▶ _Task requirements_:
Every record should be repeated exactly, except that pictures are left out.

▶ _Data section_:
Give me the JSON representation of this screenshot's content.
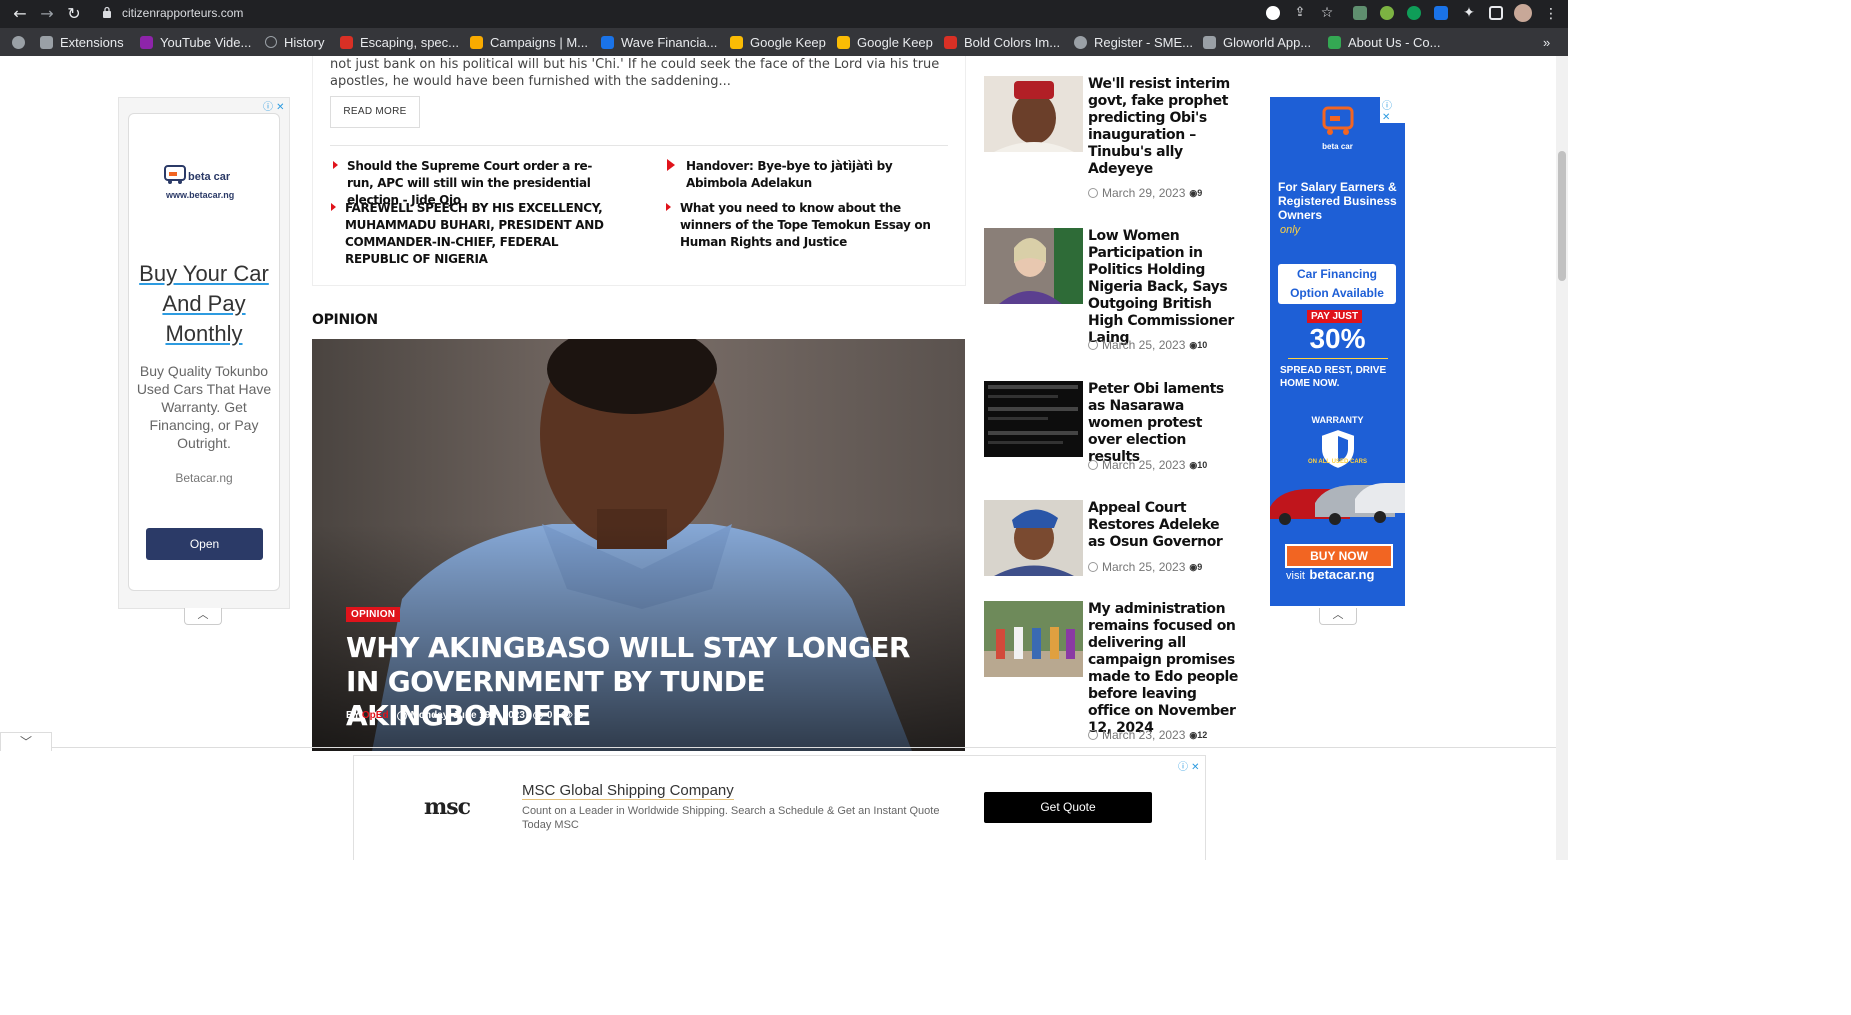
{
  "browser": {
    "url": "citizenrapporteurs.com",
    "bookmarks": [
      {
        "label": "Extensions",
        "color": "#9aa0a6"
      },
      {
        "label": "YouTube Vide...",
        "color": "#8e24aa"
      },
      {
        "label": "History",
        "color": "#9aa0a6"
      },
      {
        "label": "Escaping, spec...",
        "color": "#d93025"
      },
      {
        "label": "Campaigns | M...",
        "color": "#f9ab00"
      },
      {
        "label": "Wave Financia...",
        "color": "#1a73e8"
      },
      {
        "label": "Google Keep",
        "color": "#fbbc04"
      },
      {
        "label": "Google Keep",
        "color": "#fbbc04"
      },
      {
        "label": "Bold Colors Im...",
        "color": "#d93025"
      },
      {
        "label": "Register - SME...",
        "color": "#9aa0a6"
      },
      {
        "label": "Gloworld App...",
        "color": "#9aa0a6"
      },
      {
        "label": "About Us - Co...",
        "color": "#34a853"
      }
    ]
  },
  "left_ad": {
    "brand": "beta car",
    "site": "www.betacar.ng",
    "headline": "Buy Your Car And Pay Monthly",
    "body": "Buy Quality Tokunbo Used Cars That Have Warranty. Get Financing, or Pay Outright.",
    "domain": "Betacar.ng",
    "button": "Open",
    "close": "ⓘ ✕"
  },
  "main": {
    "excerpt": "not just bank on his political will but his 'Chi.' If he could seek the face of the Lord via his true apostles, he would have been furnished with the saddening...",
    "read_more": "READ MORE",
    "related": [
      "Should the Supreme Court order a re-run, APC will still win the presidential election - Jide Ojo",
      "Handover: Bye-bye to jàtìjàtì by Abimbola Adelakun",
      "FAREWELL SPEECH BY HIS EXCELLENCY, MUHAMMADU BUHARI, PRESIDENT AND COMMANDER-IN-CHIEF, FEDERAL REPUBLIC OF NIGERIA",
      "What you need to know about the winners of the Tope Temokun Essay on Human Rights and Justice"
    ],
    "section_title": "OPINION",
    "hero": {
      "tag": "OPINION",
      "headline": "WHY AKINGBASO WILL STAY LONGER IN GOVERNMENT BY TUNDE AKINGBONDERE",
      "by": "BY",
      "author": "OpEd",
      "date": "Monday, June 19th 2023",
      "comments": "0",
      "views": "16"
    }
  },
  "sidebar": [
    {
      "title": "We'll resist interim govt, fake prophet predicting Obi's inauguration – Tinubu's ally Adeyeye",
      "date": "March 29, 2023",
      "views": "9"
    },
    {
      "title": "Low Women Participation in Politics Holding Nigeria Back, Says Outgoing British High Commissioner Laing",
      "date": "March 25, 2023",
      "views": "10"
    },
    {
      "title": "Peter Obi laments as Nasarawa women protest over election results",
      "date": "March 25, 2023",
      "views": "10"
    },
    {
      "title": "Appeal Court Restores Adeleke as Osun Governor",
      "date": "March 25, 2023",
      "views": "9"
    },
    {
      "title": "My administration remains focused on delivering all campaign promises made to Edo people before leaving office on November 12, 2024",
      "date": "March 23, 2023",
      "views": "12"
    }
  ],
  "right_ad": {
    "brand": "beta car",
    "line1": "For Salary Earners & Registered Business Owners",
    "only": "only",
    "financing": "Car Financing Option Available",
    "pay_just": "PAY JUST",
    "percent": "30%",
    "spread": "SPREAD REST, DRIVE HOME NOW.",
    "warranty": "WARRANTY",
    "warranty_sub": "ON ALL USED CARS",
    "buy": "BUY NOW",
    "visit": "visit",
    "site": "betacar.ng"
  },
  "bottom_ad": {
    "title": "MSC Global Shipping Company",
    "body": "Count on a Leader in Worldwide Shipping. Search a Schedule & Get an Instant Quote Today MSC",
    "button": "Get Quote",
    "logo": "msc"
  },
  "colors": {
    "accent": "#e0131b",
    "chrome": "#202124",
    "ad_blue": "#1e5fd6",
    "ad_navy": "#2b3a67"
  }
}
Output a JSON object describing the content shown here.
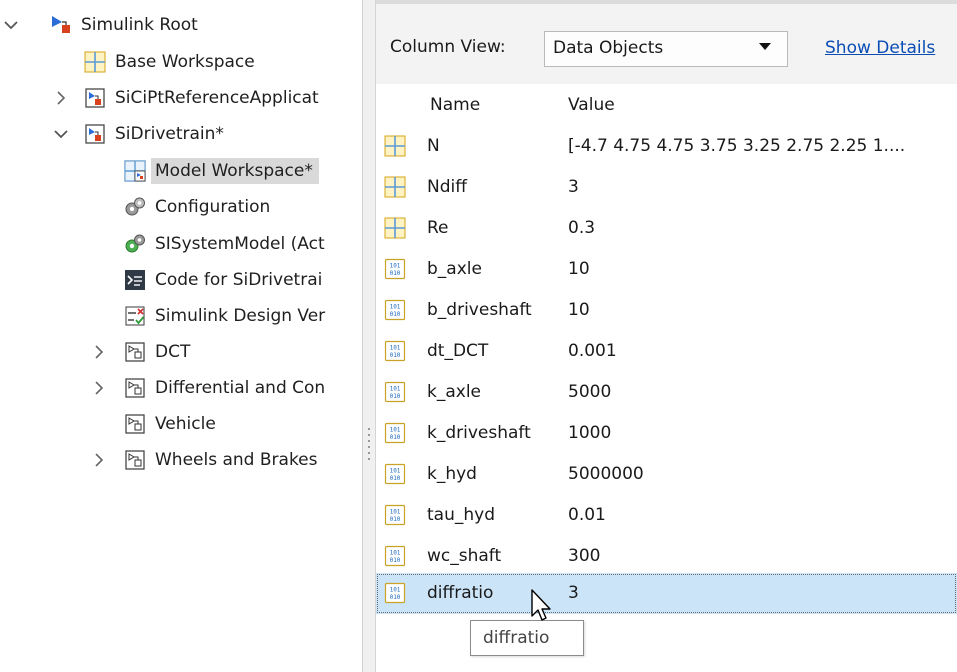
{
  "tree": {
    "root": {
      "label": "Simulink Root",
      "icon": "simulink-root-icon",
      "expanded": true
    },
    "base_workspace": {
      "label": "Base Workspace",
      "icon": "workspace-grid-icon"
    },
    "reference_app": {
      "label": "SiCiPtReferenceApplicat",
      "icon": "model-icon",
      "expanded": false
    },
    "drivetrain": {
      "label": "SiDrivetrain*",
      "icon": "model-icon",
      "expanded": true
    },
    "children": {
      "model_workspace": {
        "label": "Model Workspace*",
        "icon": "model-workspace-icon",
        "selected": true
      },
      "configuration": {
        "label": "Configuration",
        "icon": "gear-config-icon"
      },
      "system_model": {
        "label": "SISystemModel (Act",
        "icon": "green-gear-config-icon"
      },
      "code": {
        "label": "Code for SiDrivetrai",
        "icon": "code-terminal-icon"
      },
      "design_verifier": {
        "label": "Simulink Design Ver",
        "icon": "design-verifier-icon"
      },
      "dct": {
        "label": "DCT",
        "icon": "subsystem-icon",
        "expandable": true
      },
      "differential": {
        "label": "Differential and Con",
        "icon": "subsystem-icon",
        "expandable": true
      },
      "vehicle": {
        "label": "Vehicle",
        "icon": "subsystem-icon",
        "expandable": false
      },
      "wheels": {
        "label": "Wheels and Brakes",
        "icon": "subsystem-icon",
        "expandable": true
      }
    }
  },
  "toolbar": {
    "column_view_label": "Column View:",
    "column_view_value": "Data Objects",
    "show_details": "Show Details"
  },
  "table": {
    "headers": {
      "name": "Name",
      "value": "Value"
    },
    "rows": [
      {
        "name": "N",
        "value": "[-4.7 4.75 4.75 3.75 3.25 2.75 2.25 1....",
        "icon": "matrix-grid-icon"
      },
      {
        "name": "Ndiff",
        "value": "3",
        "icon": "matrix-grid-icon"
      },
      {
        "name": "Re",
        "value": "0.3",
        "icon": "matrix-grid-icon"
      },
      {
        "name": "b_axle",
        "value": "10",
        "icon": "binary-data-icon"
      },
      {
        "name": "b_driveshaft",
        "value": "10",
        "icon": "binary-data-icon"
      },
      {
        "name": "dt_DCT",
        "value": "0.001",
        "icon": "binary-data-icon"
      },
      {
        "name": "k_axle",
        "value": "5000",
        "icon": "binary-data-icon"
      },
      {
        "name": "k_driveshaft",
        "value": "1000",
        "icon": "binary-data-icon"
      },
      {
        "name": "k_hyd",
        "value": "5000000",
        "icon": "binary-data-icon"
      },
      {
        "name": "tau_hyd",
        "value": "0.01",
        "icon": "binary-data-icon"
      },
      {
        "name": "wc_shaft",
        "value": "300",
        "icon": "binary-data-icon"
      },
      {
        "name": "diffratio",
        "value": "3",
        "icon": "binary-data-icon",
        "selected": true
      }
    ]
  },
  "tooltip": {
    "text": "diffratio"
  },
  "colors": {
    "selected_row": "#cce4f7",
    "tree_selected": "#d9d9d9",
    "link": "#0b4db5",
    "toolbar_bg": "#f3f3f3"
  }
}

▶ _Task answer_:
Give me the JSON representation of this screenshot's content.
{
  "browser": {
    "url": "citizenrapporteurs.com",
    "bookmarks": [
      {
        "label": "Extensions",
        "color": "#9aa0a6"
      },
      {
        "label": "YouTube Vide...",
        "color": "#8e24aa"
      },
      {
        "label": "History",
        "color": "#9aa0a6"
      },
      {
        "label": "Escaping, spec...",
        "color": "#d93025"
      },
      {
        "label": "Campaigns | M...",
        "color": "#f9ab00"
      },
      {
        "label": "Wave Financia...",
        "color": "#1a73e8"
      },
      {
        "label": "Google Keep",
        "color": "#fbbc04"
      },
      {
        "label": "Google Keep",
        "color": "#fbbc04"
      },
      {
        "label": "Bold Colors Im...",
        "color": "#d93025"
      },
      {
        "label": "Register - SME...",
        "color": "#9aa0a6"
      },
      {
        "label": "Gloworld App...",
        "color": "#9aa0a6"
      },
      {
        "label": "About Us - Co...",
        "color": "#34a853"
      }
    ]
  },
  "left_ad": {
    "brand": "beta car",
    "site": "www.betacar.ng",
    "headline": "Buy Your Car And Pay Monthly",
    "body": "Buy Quality Tokunbo Used Cars That Have Warranty. Get Financing, or Pay Outright.",
    "domain": "Betacar.ng",
    "button": "Open",
    "close": "ⓘ ✕"
  },
  "main": {
    "excerpt": "not just bank on his political will but his 'Chi.' If he could seek the face of the Lord via his true apostles, he would have been furnished with the saddening...",
    "read_more": "READ MORE",
    "related": [
      "Should the Supreme Court order a re-run, APC will still win the presidential election - Jide Ojo",
      "Handover: Bye-bye to jàtìjàtì by Abimbola Adelakun",
      "FAREWELL SPEECH BY HIS EXCELLENCY, MUHAMMADU BUHARI, PRESIDENT AND COMMANDER-IN-CHIEF, FEDERAL REPUBLIC OF NIGERIA",
      "What you need to know about the winners of the Tope Temokun Essay on Human Rights and Justice"
    ],
    "section_title": "OPINION",
    "hero": {
      "tag": "OPINION",
      "headline": "WHY AKINGBASO WILL STAY LONGER IN GOVERNMENT BY TUNDE AKINGBONDERE",
      "by": "BY",
      "author": "OpEd",
      "date": "Monday, June 19th 2023",
      "comments": "0",
      "views": "16"
    }
  },
  "sidebar": [
    {
      "title": "We'll resist interim govt, fake prophet predicting Obi's inauguration – Tinubu's ally Adeyeye",
      "date": "March 29, 2023",
      "views": "9"
    },
    {
      "title": "Low Women Participation in Politics Holding Nigeria Back, Says Outgoing British High Commissioner Laing",
      "date": "March 25, 2023",
      "views": "10"
    },
    {
      "title": "Peter Obi laments as Nasarawa women protest over election results",
      "date": "March 25, 2023",
      "views": "10"
    },
    {
      "title": "Appeal Court Restores Adeleke as Osun Governor",
      "date": "March 25, 2023",
      "views": "9"
    },
    {
      "title": "My administration remains focused on delivering all campaign promises made to Edo people before leaving office on November 12, 2024",
      "date": "March 23, 2023",
      "views": "12"
    }
  ],
  "right_ad": {
    "brand": "beta car",
    "line1": "For Salary Earners & Registered Business Owners",
    "only": "only",
    "financing": "Car Financing Option Available",
    "pay_just": "PAY JUST",
    "percent": "30%",
    "spread": "SPREAD REST, DRIVE HOME NOW.",
    "warranty": "WARRANTY",
    "warranty_sub": "ON ALL USED CARS",
    "buy": "BUY NOW",
    "visit": "visit",
    "site": "betacar.ng"
  },
  "bottom_ad": {
    "title": "MSC Global Shipping Company",
    "body": "Count on a Leader in Worldwide Shipping. Search a Schedule & Get an Instant Quote Today MSC",
    "button": "Get Quote",
    "logo": "msc"
  },
  "colors": {
    "accent": "#e0131b",
    "chrome": "#202124",
    "ad_blue": "#1e5fd6",
    "ad_navy": "#2b3a67"
  }
}
Output a JSON object describing the content shown here.
{
  "tree": {
    "root": {
      "label": "Simulink Root",
      "icon": "simulink-root-icon",
      "expanded": true
    },
    "base_workspace": {
      "label": "Base Workspace",
      "icon": "workspace-grid-icon"
    },
    "reference_app": {
      "label": "SiCiPtReferenceApplicat",
      "icon": "model-icon",
      "expanded": false
    },
    "drivetrain": {
      "label": "SiDrivetrain*",
      "icon": "model-icon",
      "expanded": true
    },
    "children": {
      "model_workspace": {
        "label": "Model Workspace*",
        "icon": "model-workspace-icon",
        "selected": true
      },
      "configuration": {
        "label": "Configuration",
        "icon": "gear-config-icon"
      },
      "system_model": {
        "label": "SISystemModel (Act",
        "icon": "green-gear-config-icon"
      },
      "code": {
        "label": "Code for SiDrivetrai",
        "icon": "code-terminal-icon"
      },
      "design_verifier": {
        "label": "Simulink Design Ver",
        "icon": "design-verifier-icon"
      },
      "dct": {
        "label": "DCT",
        "icon": "subsystem-icon",
        "expandable": true
      },
      "differential": {
        "label": "Differential and Con",
        "icon": "subsystem-icon",
        "expandable": true
      },
      "vehicle": {
        "label": "Vehicle",
        "icon": "subsystem-icon",
        "expandable": false
      },
      "wheels": {
        "label": "Wheels and Brakes",
        "icon": "subsystem-icon",
        "expandable": true
      }
    }
  },
  "toolbar": {
    "column_view_label": "Column View:",
    "column_view_value": "Data Objects",
    "show_details": "Show Details"
  },
  "table": {
    "headers": {
      "name": "Name",
      "value": "Value"
    },
    "rows": [
      {
        "name": "N",
        "value": "[-4.7 4.75 4.75 3.75 3.25 2.75 2.25 1....",
        "icon": "matrix-grid-icon"
      },
      {
        "name": "Ndiff",
        "value": "3",
        "icon": "matrix-grid-icon"
      },
      {
        "name": "Re",
        "value": "0.3",
        "icon": "matrix-grid-icon"
      },
      {
        "name": "b_axle",
        "value": "10",
        "icon": "binary-data-icon"
      },
      {
        "name": "b_driveshaft",
        "value": "10",
        "icon": "binary-data-icon"
      },
      {
        "name": "dt_DCT",
        "value": "0.001",
        "icon": "binary-data-icon"
      },
      {
        "name": "k_axle",
        "value": "5000",
        "icon": "binary-data-icon"
      },
      {
        "name": "k_driveshaft",
        "value": "1000",
        "icon": "binary-data-icon"
      },
      {
        "name": "k_hyd",
        "value": "5000000",
        "icon": "binary-data-icon"
      },
      {
        "name": "tau_hyd",
        "value": "0.01",
        "icon": "binary-data-icon"
      },
      {
        "name": "wc_shaft",
        "value": "300",
        "icon": "binary-data-icon"
      },
      {
        "name": "diffratio",
        "value": "3",
        "icon": "binary-data-icon",
        "selected": true
      }
    ]
  },
  "tooltip": {
    "text": "diffratio"
  },
  "colors": {
    "selected_row": "#cce4f7",
    "tree_selected": "#d9d9d9",
    "link": "#0b4db5",
    "toolbar_bg": "#f3f3f3"
  }
}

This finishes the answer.